Aufgaben:
A) Warum hält sich Krassimira Stoyanova laut der Aida-Kritik an den Stellen zurück, an denen Aida die Stimme fluten lassen kann? Antworte in ein bis drei Sätzen.
B) Schreibe aus der Aida-Kritik die Stelle von „Durch die Konzertsituation“ bis einschließlich „ist, das andere.“ wortgetreu ab.
C) Stimmen die folgenden Aussagen mit der Aida-Kritik überein? Antworte jeweils mit Ja oder Nein und zitiere die entscheidenden Worte wörtlich.
(i) Mehta verleiht den Ballabili und Zwischenspielen symphonische Qualität.
(ii) Stoyanova muss vor dem hohen C in der „Nilarie“ nicht Luft holen.
(iii) Der Chor der Bayerischen Staatsoper singt zurückhaltend.

Vorliegender Text:
>>
Durch die Konzertsituation fällt erst auf, wie sehr Aida eine Tableau-Oper ist. Wie wenig szenische Aktion zwischen den Protagonisten darin liegt und wie viel reine Instrumentalmusik Verdi komponiert hat, um den Tanzeinlagen, den Aufmärschen und den Anbetungen der ägyptischen Gottheiten Raum zu geben. Mehta verleiht diesen Ballabili und Zwischenspielen symphonische Qualität. Dass er das Staatsorchester zu Momenten von sphärischer Schönheit inspiriert, dass die Solobläser erstrahlen können, ist das eine. Dass er dem Ganzen eine völlige Selbstverständlichkeit verleiht, die gerade aufgrund dieser Leichtigkeit so zwingend ist, das andere.
Natürlich greift Mehta auch in die Vollen. Die Aktschlüsse krachen, die Sforzato-Akkorde knallen, die Paukenwirbel rollen. Manchmal deutet er in den großen Ensembles auf einzelne Solisten oder auch in den opulent singenden Chor der Bayerischen Staatsoper und prompt folgt die Reaktion: Ein Mehr an Klang und Ausdruck.
Lustigerweise stand Krassimira Stoyanova dieser Singweise diametral gegenüber. Wenn Aida die Stimme fluten lassen kann, sie die großen Tutti-Szenen mit einem hohen Ton krönen soll, hält sie sich zurück. Die Stimme ist zu lyrisch und Stoyanova zu klug, über ihre Möglichkeiten zu singen. Dafür hat sie Raum für Zwischentöne, für Farbastimmungen, für schwebende Piani. So gelingt ihr das gefürchtete hohe C in der "Nilarie" wunderbar, auch wenn sie unmittelbar vorher Luft holen muss. Wie sie die Phrasen auf dem Atem spinnt und so ihre Stimme in allen Lagen – unten mit geschmackvoller Beimischung des Brustregisters – völlig homogen klingt, ist große Gesangskunst.
<<
Datensätze zur Regionsannotation:
>>
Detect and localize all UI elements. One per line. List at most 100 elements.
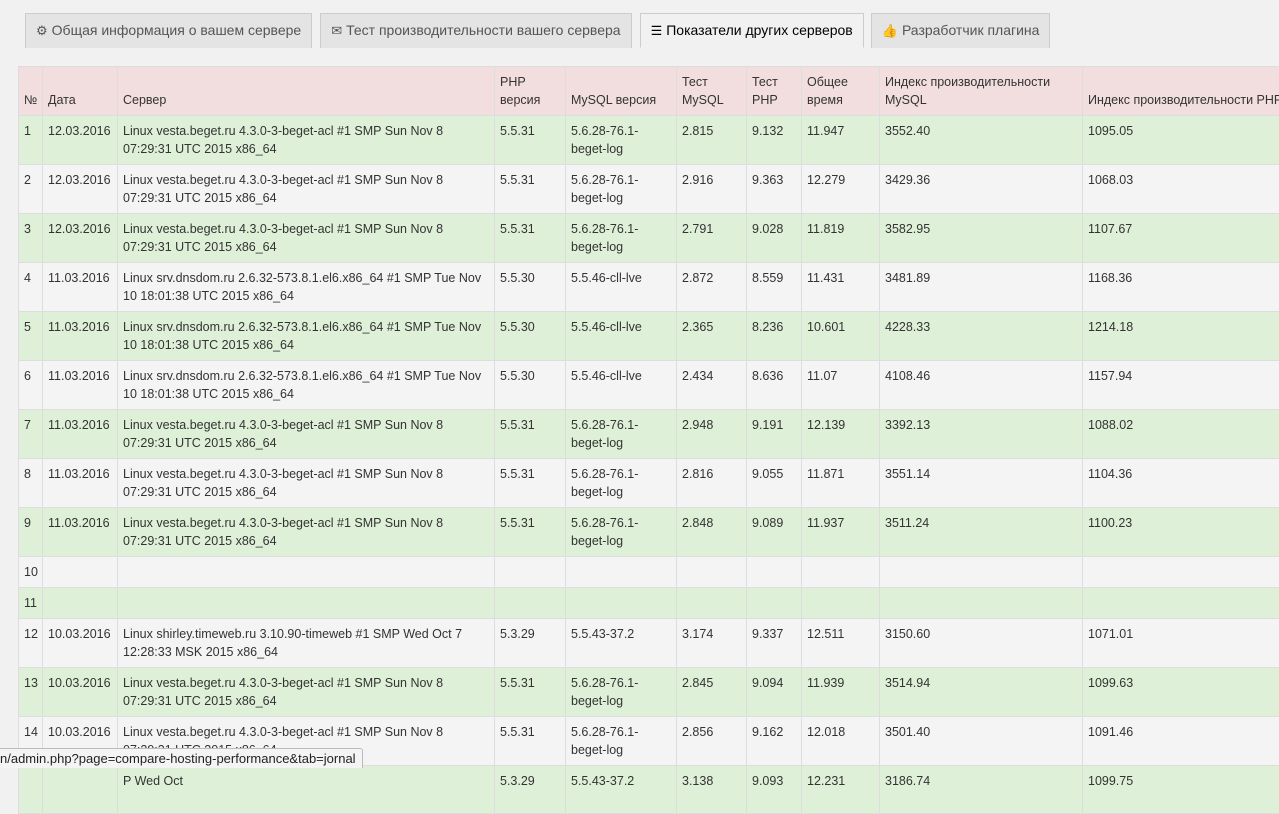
table-cell <box>19 766 43 814</box>
table-cell: 2.815 <box>677 116 747 165</box>
table-row: 511.03.2016Linux srv.dnsdom.ru 2.6.32-57… <box>19 312 1279 361</box>
table-cell: 1157.94 <box>1083 361 1279 410</box>
table-cell: Linux vesta.beget.ru 4.3.0-3-beget-acl #… <box>118 459 495 508</box>
table-cell: 11.03.2016 <box>43 410 118 459</box>
table-cell: Linux srv.dnsdom.ru 2.6.32-573.8.1.el6.x… <box>118 361 495 410</box>
table-cell <box>880 557 1083 588</box>
table-cell: 1068.03 <box>1083 165 1279 214</box>
table-cell: 1091.46 <box>1083 717 1279 766</box>
table-cell: 5.5.31 <box>495 717 566 766</box>
table-cell: 9.337 <box>747 619 802 668</box>
table-cell: 8.559 <box>747 263 802 312</box>
table-cell: 1071.01 <box>1083 619 1279 668</box>
tab-3[interactable]: ☰Показатели других серверов <box>640 13 864 48</box>
table-cell: 12.279 <box>802 165 880 214</box>
table-row: 1310.03.2016Linux vesta.beget.ru 4.3.0-3… <box>19 668 1279 717</box>
table-cell: 9.094 <box>747 668 802 717</box>
table-cell <box>802 557 880 588</box>
tab-4[interactable]: 👍Разработчик плагина <box>871 13 1051 48</box>
column-header: Тест PHP <box>747 67 802 116</box>
table-cell <box>1083 588 1279 619</box>
table-cell: 3514.94 <box>880 668 1083 717</box>
table-cell: 11.871 <box>802 459 880 508</box>
table-cell: 2.434 <box>677 361 747 410</box>
table-cell: 5.6.28-76.1-beget-log <box>566 717 677 766</box>
table-cell: 5.6.28-76.1-beget-log <box>566 214 677 263</box>
table-cell: 5.5.30 <box>495 312 566 361</box>
table-cell: 12.03.2016 <box>43 214 118 263</box>
table-cell: 5.5.43-37.2 <box>566 619 677 668</box>
table-cell: 8.236 <box>747 312 802 361</box>
table-cell: 5.6.28-76.1-beget-log <box>566 410 677 459</box>
table-cell: 9.028 <box>747 214 802 263</box>
column-header: Тест MySQL <box>677 67 747 116</box>
table-cell: 6 <box>19 361 43 410</box>
table-cell: 5.6.28-76.1-beget-log <box>566 508 677 557</box>
tab-label: Показатели других серверов <box>666 22 853 38</box>
table-cell: 3552.40 <box>880 116 1083 165</box>
table-cell: 2.845 <box>677 668 747 717</box>
column-header: № <box>19 67 43 116</box>
table-cell: 9 <box>19 508 43 557</box>
tab-1[interactable]: ⚙Общая информация о вашем сервере <box>25 13 312 48</box>
table-header-row: №ДатаСерверPHP версияMySQL версияТест My… <box>19 67 1279 116</box>
table-cell: 1107.67 <box>1083 214 1279 263</box>
tab-label: Разработчик плагина <box>902 22 1040 38</box>
table-cell: 3429.36 <box>880 165 1083 214</box>
table-cell: 12.139 <box>802 410 880 459</box>
table-cell: 9.191 <box>747 410 802 459</box>
column-header: Общее время <box>802 67 880 116</box>
table-cell: Linux vesta.beget.ru 4.3.0-3-beget-acl #… <box>118 165 495 214</box>
table-cell: 12.03.2016 <box>43 116 118 165</box>
table-cell <box>43 588 118 619</box>
table-cell: 1099.63 <box>1083 668 1279 717</box>
servers-table: №ДатаСерверPHP версияMySQL версияТест My… <box>18 66 1279 814</box>
tab-label: Тест производительности вашего сервера <box>346 22 620 38</box>
table-cell <box>747 588 802 619</box>
table-cell: 11 <box>19 588 43 619</box>
table-cell: 3511.24 <box>880 508 1083 557</box>
column-header: Дата <box>43 67 118 116</box>
table-cell: 11.03.2016 <box>43 459 118 508</box>
list-icon: ☰ <box>651 23 663 38</box>
table-cell: 4228.33 <box>880 312 1083 361</box>
table-cell: 5.5.31 <box>495 668 566 717</box>
table-cell: 9.089 <box>747 508 802 557</box>
table-cell: 1099.75 <box>1083 766 1279 814</box>
table-cell: 3.174 <box>677 619 747 668</box>
table-cell: 5.3.29 <box>495 619 566 668</box>
table-cell <box>566 557 677 588</box>
table-cell: 5.5.31 <box>495 508 566 557</box>
table-cell <box>43 766 118 814</box>
table-cell: Linux vesta.beget.ru 4.3.0-3-beget-acl #… <box>118 668 495 717</box>
table-cell: 9.093 <box>747 766 802 814</box>
table-cell: Linux srv.dnsdom.ru 2.6.32-573.8.1.el6.x… <box>118 263 495 312</box>
table-cell: 8.636 <box>747 361 802 410</box>
table-cell: 2.948 <box>677 410 747 459</box>
table-cell: 4108.46 <box>880 361 1083 410</box>
table-cell: 5.5.43-37.2 <box>566 766 677 814</box>
table-cell: 12.03.2016 <box>43 165 118 214</box>
table-row: 312.03.2016Linux vesta.beget.ru 4.3.0-3-… <box>19 214 1279 263</box>
table-cell: 11.819 <box>802 214 880 263</box>
table-cell: 11.937 <box>802 508 880 557</box>
table-cell: 5.6.28-76.1-beget-log <box>566 165 677 214</box>
table-cell: 3392.13 <box>880 410 1083 459</box>
table-cell <box>1083 557 1279 588</box>
table-cell: 5.5.30 <box>495 263 566 312</box>
table-cell: 9.132 <box>747 116 802 165</box>
table-cell: 5.5.46-cll-lve <box>566 361 677 410</box>
table-cell <box>43 557 118 588</box>
table-row: 811.03.2016Linux vesta.beget.ru 4.3.0-3-… <box>19 459 1279 508</box>
table-cell: 11.947 <box>802 116 880 165</box>
table-cell: 3551.14 <box>880 459 1083 508</box>
table-cell: 12.018 <box>802 717 880 766</box>
table-cell: 3186.74 <box>880 766 1083 814</box>
table-cell: Linux vesta.beget.ru 4.3.0-3-beget-acl #… <box>118 410 495 459</box>
table-cell: 3481.89 <box>880 263 1083 312</box>
table-cell: 10.03.2016 <box>43 619 118 668</box>
table-row: 1210.03.2016Linux shirley.timeweb.ru 3.1… <box>19 619 1279 668</box>
tab-2[interactable]: ✉Тест производительности вашего сервера <box>320 13 631 48</box>
table-cell: Linux vesta.beget.ru 4.3.0-3-beget-acl #… <box>118 116 495 165</box>
table-row: 611.03.2016Linux srv.dnsdom.ru 2.6.32-57… <box>19 361 1279 410</box>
<<
Lösungen:
A) Ihre Stimme ist zu lyrisch, und sie ist zu klug, um über ihre Möglichkeiten zu singen.

B)
Durch die Konzertsituation fällt erst auf, wie sehr Aida eine Tableau-Oper ist. Wie wenig szenische Aktion zwischen den Protagonisten darin liegt und wie viel reine Instrumentalmusik Verdi komponiert hat, um den Tanzeinlagen, den Aufmärschen und den Anbetungen der ägyptischen Gottheiten Raum zu geben. Mehta verleiht diesen Ballabili und Zwischenspielen symphonische Qualität. Dass er das Staatsorchester zu Momenten von sphärischer Schönheit inspiriert, dass die Solobläser erstrahlen können, ist das eine. Dass er dem Ganzen eine völlige Selbstverständlichkeit verleiht, die gerade aufgrund dieser Leichtigkeit so zwingend ist, das andere.

C)
(i) Ja: „Mehta verleiht diesen Ballabili und Zwischenspielen symphonische Qualität.“
(ii) Nein: „auch wenn sie unmittelbar vorher Luft holen muss“
(iii) Nein: „in den opulent singenden Chor der Bayerischen Staatsoper“